Do this → Print every item below verbatim, leaving out the pictures.

The input →
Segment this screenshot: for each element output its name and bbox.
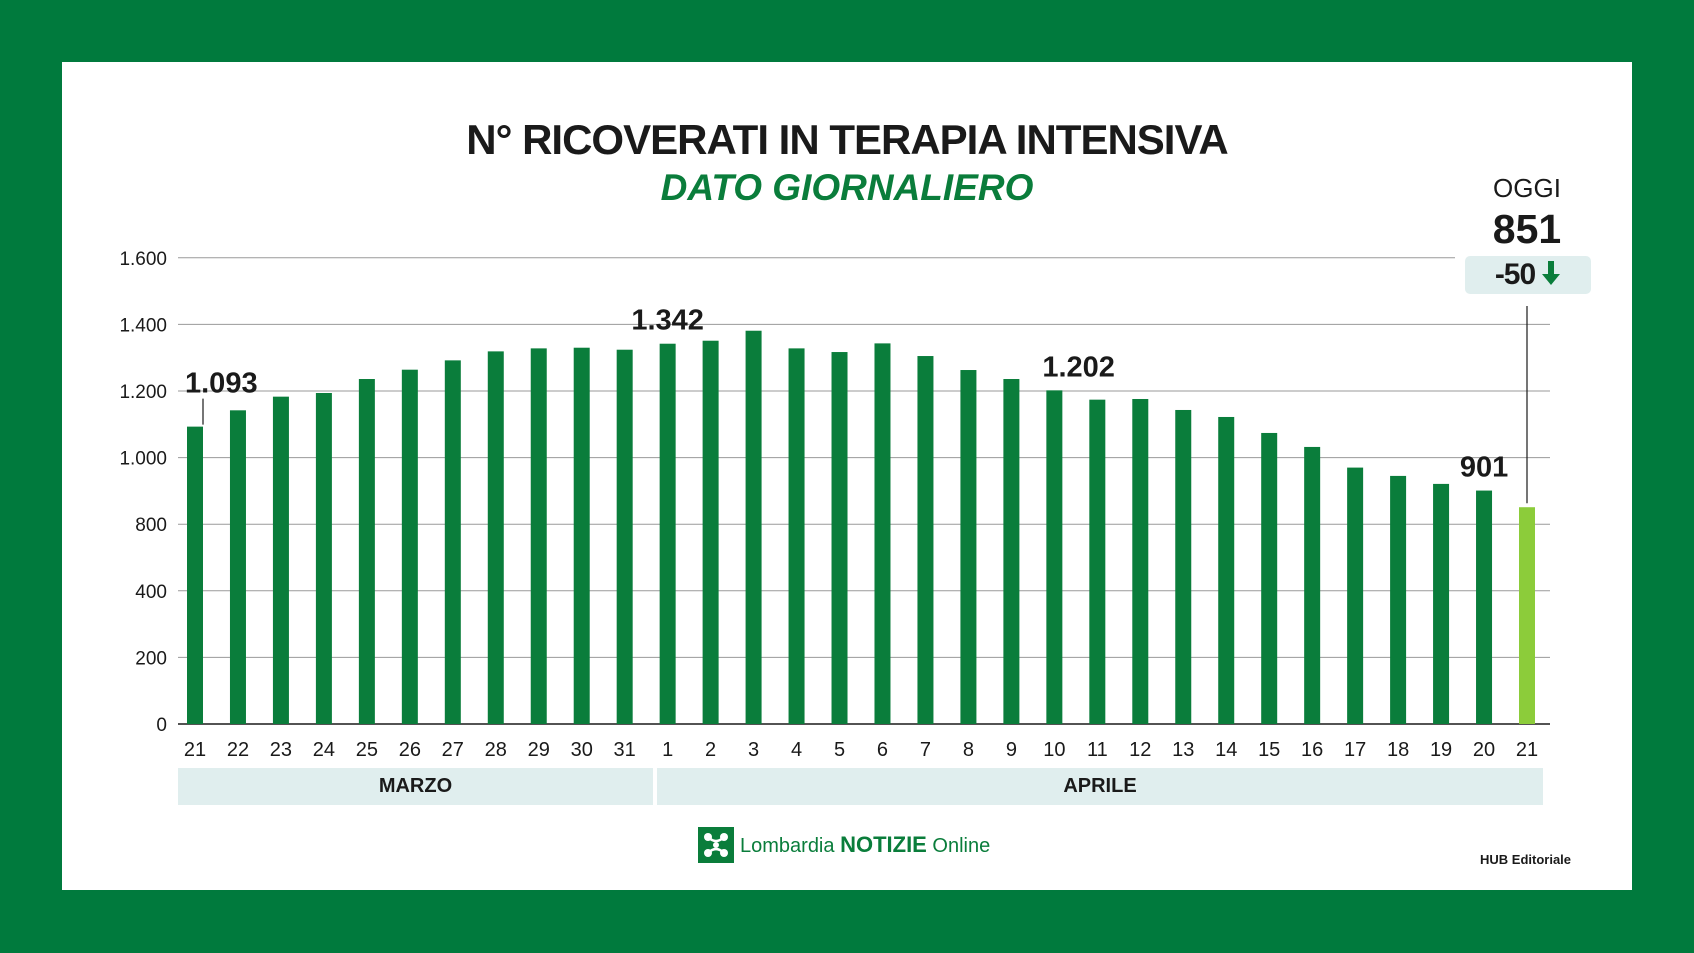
bar bbox=[1003, 379, 1020, 724]
x-tick-label: 8 bbox=[963, 739, 974, 761]
x-tick-label: 21 bbox=[1516, 739, 1538, 761]
y-tick-label: 800 bbox=[135, 515, 167, 536]
rosa-camuna-icon bbox=[698, 827, 734, 863]
x-tick-label: 21 bbox=[184, 739, 206, 761]
data-label: 901 bbox=[1460, 452, 1508, 484]
brand-name: Lombardia NOTIZIE Online bbox=[740, 832, 990, 858]
bar bbox=[788, 348, 805, 724]
y-tick-label: 1.400 bbox=[119, 315, 167, 336]
x-tick-label: 1 bbox=[662, 739, 673, 761]
brand-part-a: Lombardia bbox=[740, 835, 835, 857]
x-tick-label: 2 bbox=[705, 739, 716, 761]
today-label: OGGI bbox=[1493, 173, 1561, 203]
data-label: 1.342 bbox=[631, 305, 704, 337]
bar bbox=[659, 343, 676, 724]
x-tick-label: 4 bbox=[791, 739, 802, 761]
bar bbox=[1261, 432, 1278, 724]
today-delta-badge: -50 bbox=[1465, 256, 1591, 294]
x-tick-label: 10 bbox=[1043, 739, 1065, 761]
bar bbox=[187, 426, 203, 724]
x-tick-label: 7 bbox=[920, 739, 931, 761]
x-tick-label: 14 bbox=[1215, 739, 1237, 761]
x-tick-label: 28 bbox=[485, 739, 507, 761]
bar bbox=[1433, 483, 1450, 724]
bar bbox=[960, 370, 977, 724]
bar bbox=[401, 369, 418, 724]
y-tick-label: 1.600 bbox=[119, 249, 167, 270]
x-tick-label: 26 bbox=[399, 739, 421, 761]
x-tick-label: 9 bbox=[1006, 739, 1017, 761]
bar bbox=[1390, 475, 1407, 724]
x-tick-label: 16 bbox=[1301, 739, 1323, 761]
x-tick-label: 13 bbox=[1172, 739, 1194, 761]
x-tick-label: 15 bbox=[1258, 739, 1280, 761]
arrow-down-icon bbox=[1541, 260, 1561, 290]
y-tick-label: 200 bbox=[135, 648, 167, 669]
bar bbox=[1089, 399, 1106, 724]
month-band-marzo: MARZO bbox=[178, 768, 653, 805]
bar bbox=[616, 349, 633, 724]
bar bbox=[831, 352, 848, 724]
bar bbox=[1218, 416, 1235, 724]
bar bbox=[487, 351, 504, 724]
x-tick-label: 29 bbox=[528, 739, 550, 761]
bar bbox=[1132, 398, 1149, 724]
bar bbox=[358, 379, 375, 724]
bar bbox=[874, 343, 891, 724]
credit-text: HUB Editoriale bbox=[1480, 852, 1572, 867]
bar bbox=[1304, 446, 1321, 724]
x-tick-label: 18 bbox=[1387, 739, 1409, 761]
x-tick-label: 22 bbox=[227, 739, 249, 761]
x-tick-label: 31 bbox=[614, 739, 636, 761]
x-tick-label: 30 bbox=[571, 739, 593, 761]
x-tick-label: 23 bbox=[270, 739, 292, 761]
y-tick-label: 1.200 bbox=[119, 382, 167, 403]
x-tick-label: 12 bbox=[1129, 739, 1151, 761]
chart-title: N° RICOVERATI IN TERAPIA INTENSIVA bbox=[466, 116, 1228, 163]
brand-part-c: Online bbox=[932, 835, 991, 857]
bar bbox=[530, 348, 547, 724]
bar bbox=[229, 410, 246, 724]
bar bbox=[917, 356, 934, 724]
bar bbox=[315, 392, 332, 724]
bar bbox=[1175, 409, 1192, 724]
bar bbox=[573, 347, 590, 724]
x-tick-label: 25 bbox=[356, 739, 378, 761]
x-tick-label: 20 bbox=[1473, 739, 1495, 761]
x-tick-label: 5 bbox=[834, 739, 845, 761]
data-label: 1.202 bbox=[1042, 351, 1115, 383]
x-tick-label: 3 bbox=[748, 739, 759, 761]
brand-part-b: NOTIZIE bbox=[840, 832, 927, 857]
x-tick-label: 17 bbox=[1344, 739, 1366, 761]
bar bbox=[1046, 390, 1063, 724]
x-tick-label: 19 bbox=[1430, 739, 1452, 761]
month-band-aprile: APRILE bbox=[657, 768, 1543, 805]
bar bbox=[702, 340, 719, 724]
y-tick-label: 400 bbox=[135, 582, 167, 603]
y-tick-label: 0 bbox=[156, 715, 167, 736]
bar bbox=[1347, 467, 1364, 724]
x-tick-label: 27 bbox=[442, 739, 464, 761]
bar bbox=[1476, 490, 1493, 724]
bar bbox=[272, 396, 289, 724]
bar bbox=[444, 360, 461, 724]
brand-logo: Lombardia NOTIZIE Online bbox=[698, 827, 990, 863]
today-value: 851 bbox=[1492, 206, 1562, 252]
today-delta: -50 bbox=[1494, 258, 1536, 291]
y-tick-label: 1.000 bbox=[119, 449, 167, 470]
bar bbox=[745, 330, 762, 724]
bar bbox=[1519, 507, 1535, 724]
x-tick-label: 11 bbox=[1087, 739, 1108, 761]
x-tick-label: 6 bbox=[877, 739, 888, 761]
chart-subtitle: DATO GIORNALIERO bbox=[660, 167, 1034, 208]
data-label: 1.093 bbox=[185, 368, 258, 400]
x-tick-label: 24 bbox=[313, 739, 335, 761]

Solution to this exercise →
Segment this screenshot: for each element output its name and bbox.
bar bbox=[1003, 379, 1020, 724]
x-tick-label: 8 bbox=[963, 739, 974, 761]
x-tick-label: 21 bbox=[1516, 739, 1538, 761]
y-tick-label: 800 bbox=[135, 515, 167, 536]
rosa-camuna-icon bbox=[698, 827, 734, 863]
x-tick-label: 21 bbox=[184, 739, 206, 761]
data-label: 901 bbox=[1460, 452, 1508, 484]
brand-name: Lombardia NOTIZIE Online bbox=[740, 832, 990, 858]
bar bbox=[788, 348, 805, 724]
y-tick-label: 1.400 bbox=[119, 315, 167, 336]
x-tick-label: 1 bbox=[662, 739, 673, 761]
brand-part-a: Lombardia bbox=[740, 835, 835, 857]
x-tick-label: 2 bbox=[705, 739, 716, 761]
today-label: OGGI bbox=[1493, 173, 1561, 203]
data-label: 1.342 bbox=[631, 305, 704, 337]
bar bbox=[659, 343, 676, 724]
x-tick-label: 4 bbox=[791, 739, 802, 761]
bar bbox=[1261, 432, 1278, 724]
today-delta-badge: -50 bbox=[1465, 256, 1591, 294]
x-tick-label: 10 bbox=[1043, 739, 1065, 761]
bar bbox=[187, 426, 203, 724]
x-tick-label: 7 bbox=[920, 739, 931, 761]
x-tick-label: 14 bbox=[1215, 739, 1237, 761]
x-tick-label: 28 bbox=[485, 739, 507, 761]
bar bbox=[1433, 483, 1450, 724]
bar bbox=[960, 370, 977, 724]
bar bbox=[401, 369, 418, 724]
y-tick-label: 1.600 bbox=[119, 249, 167, 270]
x-tick-label: 26 bbox=[399, 739, 421, 761]
x-tick-label: 9 bbox=[1006, 739, 1017, 761]
bar bbox=[1390, 475, 1407, 724]
x-tick-label: 16 bbox=[1301, 739, 1323, 761]
x-tick-label: 13 bbox=[1172, 739, 1194, 761]
x-tick-label: 15 bbox=[1258, 739, 1280, 761]
arrow-down-icon bbox=[1541, 260, 1561, 290]
y-tick-label: 200 bbox=[135, 648, 167, 669]
bar bbox=[1089, 399, 1106, 724]
month-band-marzo: MARZO bbox=[178, 768, 653, 805]
bar bbox=[616, 349, 633, 724]
bar bbox=[831, 352, 848, 724]
bar bbox=[1218, 416, 1235, 724]
bar bbox=[487, 351, 504, 724]
x-tick-label: 29 bbox=[528, 739, 550, 761]
bar bbox=[1132, 398, 1149, 724]
bar bbox=[358, 379, 375, 724]
bar bbox=[874, 343, 891, 724]
credit-text: HUB Editoriale bbox=[1480, 852, 1572, 867]
bar bbox=[1304, 446, 1321, 724]
x-tick-label: 18 bbox=[1387, 739, 1409, 761]
x-tick-label: 22 bbox=[227, 739, 249, 761]
x-tick-label: 31 bbox=[614, 739, 636, 761]
x-tick-label: 30 bbox=[571, 739, 593, 761]
x-tick-label: 23 bbox=[270, 739, 292, 761]
y-tick-label: 1.200 bbox=[119, 382, 167, 403]
x-tick-label: 12 bbox=[1129, 739, 1151, 761]
chart-title: N° RICOVERATI IN TERAPIA INTENSIVA bbox=[466, 116, 1228, 163]
brand-part-c: Online bbox=[932, 835, 991, 857]
bar bbox=[530, 348, 547, 724]
bar bbox=[229, 410, 246, 724]
bar bbox=[917, 356, 934, 724]
bar bbox=[315, 392, 332, 724]
bar bbox=[1175, 409, 1192, 724]
bar bbox=[573, 347, 590, 724]
x-tick-label: 25 bbox=[356, 739, 378, 761]
x-tick-label: 20 bbox=[1473, 739, 1495, 761]
x-tick-label: 5 bbox=[834, 739, 845, 761]
data-label: 1.202 bbox=[1042, 351, 1115, 383]
x-tick-label: 3 bbox=[748, 739, 759, 761]
brand-part-b: NOTIZIE bbox=[840, 832, 927, 857]
x-tick-label: 17 bbox=[1344, 739, 1366, 761]
bar bbox=[1046, 390, 1063, 724]
x-tick-label: 19 bbox=[1430, 739, 1452, 761]
month-band-aprile: APRILE bbox=[657, 768, 1543, 805]
bar bbox=[702, 340, 719, 724]
y-tick-label: 400 bbox=[135, 582, 167, 603]
y-tick-label: 0 bbox=[156, 715, 167, 736]
bar bbox=[1347, 467, 1364, 724]
x-tick-label: 27 bbox=[442, 739, 464, 761]
bar bbox=[1476, 490, 1493, 724]
bar bbox=[272, 396, 289, 724]
bar bbox=[444, 360, 461, 724]
brand-logo: Lombardia NOTIZIE Online bbox=[698, 827, 990, 863]
today-value: 851 bbox=[1492, 206, 1562, 252]
today-delta: -50 bbox=[1494, 258, 1536, 291]
y-tick-label: 1.000 bbox=[119, 449, 167, 470]
bar bbox=[745, 330, 762, 724]
bar bbox=[1519, 507, 1535, 724]
x-tick-label: 11 bbox=[1087, 739, 1108, 761]
x-tick-label: 6 bbox=[877, 739, 888, 761]
chart-subtitle: DATO GIORNALIERO bbox=[660, 167, 1034, 208]
data-label: 1.093 bbox=[185, 368, 258, 400]
x-tick-label: 24 bbox=[313, 739, 335, 761]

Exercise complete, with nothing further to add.